» **Required work**: Would you transcribe the listing that follows, character for character, and omit its images?

» **Data rows**:
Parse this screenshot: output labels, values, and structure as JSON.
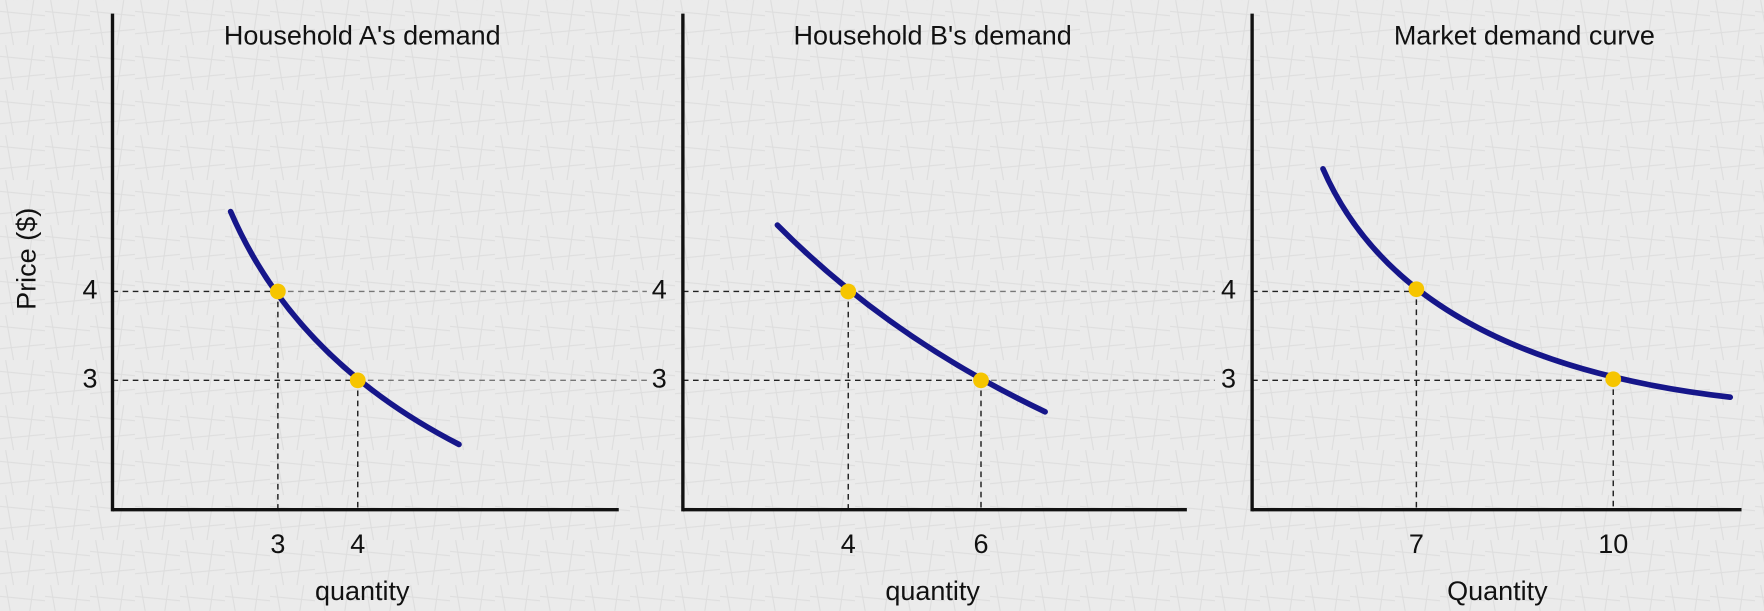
{
  "y_label": "Price ($)",
  "panels": [
    {
      "title": "Household A's demand",
      "x_label": "quantity",
      "y_ticks": [
        4,
        3
      ],
      "x_ticks": [
        3,
        4
      ]
    },
    {
      "title": "Household B's demand",
      "x_label": "quantity",
      "y_ticks": [
        4,
        3
      ],
      "x_ticks": [
        4,
        6
      ]
    },
    {
      "title": "Market demand curve",
      "x_label": "Quantity",
      "y_ticks": [
        4,
        3
      ],
      "x_ticks": [
        7,
        10
      ]
    }
  ]
}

» **Complete answer**:
Parse this screenshot: output labels, values, and structure as JSON.
{
  "y_label": "Price ($)",
  "panels": [
    {
      "title": "Household A's demand",
      "x_label": "quantity",
      "y_ticks": [
        4,
        3
      ],
      "x_ticks": [
        3,
        4
      ]
    },
    {
      "title": "Household B's demand",
      "x_label": "quantity",
      "y_ticks": [
        4,
        3
      ],
      "x_ticks": [
        4,
        6
      ]
    },
    {
      "title": "Market demand curve",
      "x_label": "Quantity",
      "y_ticks": [
        4,
        3
      ],
      "x_ticks": [
        7,
        10
      ]
    }
  ]
}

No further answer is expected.